Return every line of the records below verbatim, with no pictures in the copy.

===============

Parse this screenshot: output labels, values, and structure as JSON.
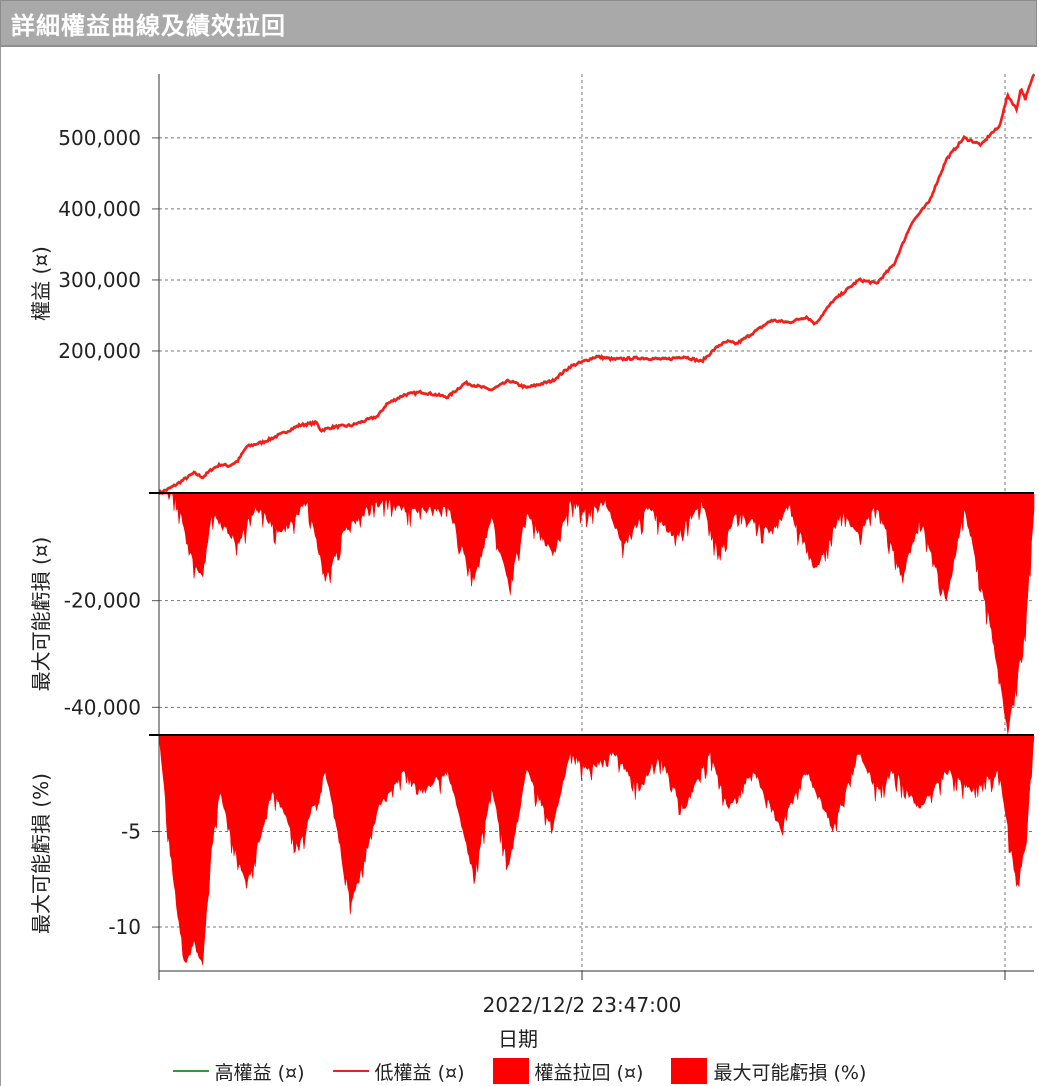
{
  "title": "詳細權益曲線及績效拉回",
  "colors": {
    "high": "#2e9b2e",
    "low": "#ff1a1a",
    "fill": "#ff0000"
  },
  "xlabel": "日期",
  "x_tick_label": "2022/12/2 23:47:00",
  "legend": [
    {
      "label": "高權益 (¤)",
      "kind": "line",
      "color": "#2e9b2e"
    },
    {
      "label": "低權益 (¤)",
      "kind": "line",
      "color": "#e8231a"
    },
    {
      "label": "權益拉回 (¤)",
      "kind": "box",
      "color": "#ff0000"
    },
    {
      "label": "最大可能虧損 (%)",
      "kind": "box",
      "color": "#ff0000"
    }
  ],
  "chart_data": [
    {
      "type": "line",
      "name": "equity",
      "ylabel": "權益 (¤)",
      "ylim": [
        0,
        590000
      ],
      "yticks": [
        200000,
        300000,
        400000,
        500000
      ],
      "ytick_labels": [
        "200,000",
        "300,000",
        "400,000",
        "500,000"
      ],
      "series": [
        {
          "name": "高權益 (¤)",
          "color": "#2e9b2e"
        },
        {
          "name": "低權益 (¤)",
          "color": "#ff1a1a"
        }
      ],
      "x": [
        0.0,
        0.01,
        0.02,
        0.03,
        0.04,
        0.05,
        0.06,
        0.07,
        0.08,
        0.09,
        0.1,
        0.12,
        0.14,
        0.16,
        0.18,
        0.185,
        0.2,
        0.22,
        0.25,
        0.26,
        0.28,
        0.3,
        0.33,
        0.35,
        0.38,
        0.4,
        0.42,
        0.45,
        0.47,
        0.5,
        0.52,
        0.55,
        0.58,
        0.6,
        0.62,
        0.64,
        0.65,
        0.66,
        0.67,
        0.7,
        0.72,
        0.74,
        0.75,
        0.77,
        0.8,
        0.82,
        0.84,
        0.86,
        0.87,
        0.88,
        0.9,
        0.92,
        0.94,
        0.95,
        0.96,
        0.97,
        0.98,
        0.985,
        0.99,
        1.0
      ],
      "values": [
        0,
        5000,
        12000,
        20000,
        28000,
        22000,
        33000,
        40000,
        38000,
        45000,
        65000,
        72000,
        83000,
        95000,
        99000,
        88000,
        93000,
        95000,
        108000,
        125000,
        138000,
        142000,
        135000,
        155000,
        145000,
        158000,
        148000,
        158000,
        178000,
        192000,
        188000,
        190000,
        188000,
        192000,
        185000,
        208000,
        213000,
        210000,
        218000,
        243000,
        240000,
        248000,
        238000,
        270000,
        300000,
        295000,
        322000,
        380000,
        395000,
        410000,
        470000,
        500000,
        490000,
        505000,
        515000,
        560000,
        540000,
        570000,
        555000,
        590000
      ]
    },
    {
      "type": "area",
      "name": "equity_drawdown",
      "ylabel": "最大可能虧損 (¤)",
      "ylim": [
        -45000,
        0
      ],
      "yticks": [
        -20000,
        -40000
      ],
      "ytick_labels": [
        "-20,000",
        "-40,000"
      ],
      "series": [
        {
          "name": "權益拉回 (¤)",
          "color": "#ff0000"
        }
      ],
      "x": [
        0.0,
        0.02,
        0.035,
        0.05,
        0.06,
        0.09,
        0.11,
        0.14,
        0.17,
        0.19,
        0.21,
        0.24,
        0.26,
        0.29,
        0.33,
        0.36,
        0.38,
        0.4,
        0.42,
        0.45,
        0.47,
        0.49,
        0.51,
        0.53,
        0.56,
        0.59,
        0.62,
        0.64,
        0.66,
        0.7,
        0.72,
        0.75,
        0.78,
        0.8,
        0.82,
        0.85,
        0.87,
        0.9,
        0.92,
        0.95,
        0.97,
        0.99,
        1.0
      ],
      "values": [
        0,
        -1000,
        -12000,
        -16000,
        -4000,
        -10000,
        -3000,
        -8000,
        -2000,
        -17000,
        -8000,
        -3000,
        -2000,
        -4000,
        -3000,
        -17000,
        -5000,
        -18000,
        -4000,
        -12000,
        -2000,
        -4000,
        -2000,
        -10000,
        -3000,
        -9000,
        -2000,
        -12000,
        -4000,
        -8000,
        -3000,
        -15000,
        -4000,
        -8000,
        -3000,
        -16000,
        -5000,
        -21000,
        -3000,
        -25000,
        -45000,
        -26000,
        -3000
      ]
    },
    {
      "type": "area",
      "name": "percent_drawdown",
      "ylabel": "最大可能虧損 (%)",
      "ylim": [
        -12.3,
        0
      ],
      "yticks": [
        -5,
        -10
      ],
      "ytick_labels": [
        "-5",
        "-10"
      ],
      "series": [
        {
          "name": "最大可能虧損 (%)",
          "color": "#ff0000"
        }
      ],
      "x": [
        0.0,
        0.01,
        0.02,
        0.03,
        0.04,
        0.05,
        0.06,
        0.07,
        0.08,
        0.1,
        0.13,
        0.16,
        0.19,
        0.22,
        0.25,
        0.28,
        0.3,
        0.33,
        0.36,
        0.38,
        0.4,
        0.42,
        0.45,
        0.47,
        0.49,
        0.52,
        0.55,
        0.57,
        0.6,
        0.63,
        0.65,
        0.68,
        0.71,
        0.74,
        0.77,
        0.8,
        0.82,
        0.84,
        0.87,
        0.9,
        0.93,
        0.96,
        0.98,
        0.99,
        1.0
      ],
      "values": [
        0,
        -5,
        -9,
        -12.2,
        -11,
        -12.1,
        -6,
        -3,
        -5,
        -8,
        -3,
        -6,
        -2,
        -9,
        -4,
        -2,
        -3,
        -2,
        -7.5,
        -3,
        -7,
        -2,
        -5,
        -1,
        -2,
        -1,
        -3,
        -1,
        -4,
        -1,
        -4,
        -2,
        -5,
        -2,
        -5,
        -1,
        -3,
        -2,
        -4,
        -2,
        -3,
        -2,
        -8,
        -6,
        0
      ]
    }
  ]
}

===============

» **Exercise result**
Parse this screenshot: output labels, values, and structure as JSON.
{
  "title": "詳細權益曲線及績效拉回",
  "colors": {
    "high": "#2e9b2e",
    "low": "#ff1a1a",
    "fill": "#ff0000"
  },
  "xlabel": "日期",
  "x_tick_label": "2022/12/2 23:47:00",
  "legend": [
    {
      "label": "高權益 (¤)",
      "kind": "line",
      "color": "#2e9b2e"
    },
    {
      "label": "低權益 (¤)",
      "kind": "line",
      "color": "#e8231a"
    },
    {
      "label": "權益拉回 (¤)",
      "kind": "box",
      "color": "#ff0000"
    },
    {
      "label": "最大可能虧損 (%)",
      "kind": "box",
      "color": "#ff0000"
    }
  ],
  "chart_data": [
    {
      "type": "line",
      "name": "equity",
      "ylabel": "權益 (¤)",
      "ylim": [
        0,
        590000
      ],
      "yticks": [
        200000,
        300000,
        400000,
        500000
      ],
      "ytick_labels": [
        "200,000",
        "300,000",
        "400,000",
        "500,000"
      ],
      "series": [
        {
          "name": "高權益 (¤)",
          "color": "#2e9b2e"
        },
        {
          "name": "低權益 (¤)",
          "color": "#ff1a1a"
        }
      ],
      "x": [
        0.0,
        0.01,
        0.02,
        0.03,
        0.04,
        0.05,
        0.06,
        0.07,
        0.08,
        0.09,
        0.1,
        0.12,
        0.14,
        0.16,
        0.18,
        0.185,
        0.2,
        0.22,
        0.25,
        0.26,
        0.28,
        0.3,
        0.33,
        0.35,
        0.38,
        0.4,
        0.42,
        0.45,
        0.47,
        0.5,
        0.52,
        0.55,
        0.58,
        0.6,
        0.62,
        0.64,
        0.65,
        0.66,
        0.67,
        0.7,
        0.72,
        0.74,
        0.75,
        0.77,
        0.8,
        0.82,
        0.84,
        0.86,
        0.87,
        0.88,
        0.9,
        0.92,
        0.94,
        0.95,
        0.96,
        0.97,
        0.98,
        0.985,
        0.99,
        1.0
      ],
      "values": [
        0,
        5000,
        12000,
        20000,
        28000,
        22000,
        33000,
        40000,
        38000,
        45000,
        65000,
        72000,
        83000,
        95000,
        99000,
        88000,
        93000,
        95000,
        108000,
        125000,
        138000,
        142000,
        135000,
        155000,
        145000,
        158000,
        148000,
        158000,
        178000,
        192000,
        188000,
        190000,
        188000,
        192000,
        185000,
        208000,
        213000,
        210000,
        218000,
        243000,
        240000,
        248000,
        238000,
        270000,
        300000,
        295000,
        322000,
        380000,
        395000,
        410000,
        470000,
        500000,
        490000,
        505000,
        515000,
        560000,
        540000,
        570000,
        555000,
        590000
      ]
    },
    {
      "type": "area",
      "name": "equity_drawdown",
      "ylabel": "最大可能虧損 (¤)",
      "ylim": [
        -45000,
        0
      ],
      "yticks": [
        -20000,
        -40000
      ],
      "ytick_labels": [
        "-20,000",
        "-40,000"
      ],
      "series": [
        {
          "name": "權益拉回 (¤)",
          "color": "#ff0000"
        }
      ],
      "x": [
        0.0,
        0.02,
        0.035,
        0.05,
        0.06,
        0.09,
        0.11,
        0.14,
        0.17,
        0.19,
        0.21,
        0.24,
        0.26,
        0.29,
        0.33,
        0.36,
        0.38,
        0.4,
        0.42,
        0.45,
        0.47,
        0.49,
        0.51,
        0.53,
        0.56,
        0.59,
        0.62,
        0.64,
        0.66,
        0.7,
        0.72,
        0.75,
        0.78,
        0.8,
        0.82,
        0.85,
        0.87,
        0.9,
        0.92,
        0.95,
        0.97,
        0.99,
        1.0
      ],
      "values": [
        0,
        -1000,
        -12000,
        -16000,
        -4000,
        -10000,
        -3000,
        -8000,
        -2000,
        -17000,
        -8000,
        -3000,
        -2000,
        -4000,
        -3000,
        -17000,
        -5000,
        -18000,
        -4000,
        -12000,
        -2000,
        -4000,
        -2000,
        -10000,
        -3000,
        -9000,
        -2000,
        -12000,
        -4000,
        -8000,
        -3000,
        -15000,
        -4000,
        -8000,
        -3000,
        -16000,
        -5000,
        -21000,
        -3000,
        -25000,
        -45000,
        -26000,
        -3000
      ]
    },
    {
      "type": "area",
      "name": "percent_drawdown",
      "ylabel": "最大可能虧損 (%)",
      "ylim": [
        -12.3,
        0
      ],
      "yticks": [
        -5,
        -10
      ],
      "ytick_labels": [
        "-5",
        "-10"
      ],
      "series": [
        {
          "name": "最大可能虧損 (%)",
          "color": "#ff0000"
        }
      ],
      "x": [
        0.0,
        0.01,
        0.02,
        0.03,
        0.04,
        0.05,
        0.06,
        0.07,
        0.08,
        0.1,
        0.13,
        0.16,
        0.19,
        0.22,
        0.25,
        0.28,
        0.3,
        0.33,
        0.36,
        0.38,
        0.4,
        0.42,
        0.45,
        0.47,
        0.49,
        0.52,
        0.55,
        0.57,
        0.6,
        0.63,
        0.65,
        0.68,
        0.71,
        0.74,
        0.77,
        0.8,
        0.82,
        0.84,
        0.87,
        0.9,
        0.93,
        0.96,
        0.98,
        0.99,
        1.0
      ],
      "values": [
        0,
        -5,
        -9,
        -12.2,
        -11,
        -12.1,
        -6,
        -3,
        -5,
        -8,
        -3,
        -6,
        -2,
        -9,
        -4,
        -2,
        -3,
        -2,
        -7.5,
        -3,
        -7,
        -2,
        -5,
        -1,
        -2,
        -1,
        -3,
        -1,
        -4,
        -1,
        -4,
        -2,
        -5,
        -2,
        -5,
        -1,
        -3,
        -2,
        -4,
        -2,
        -3,
        -2,
        -8,
        -6,
        0
      ]
    }
  ]
}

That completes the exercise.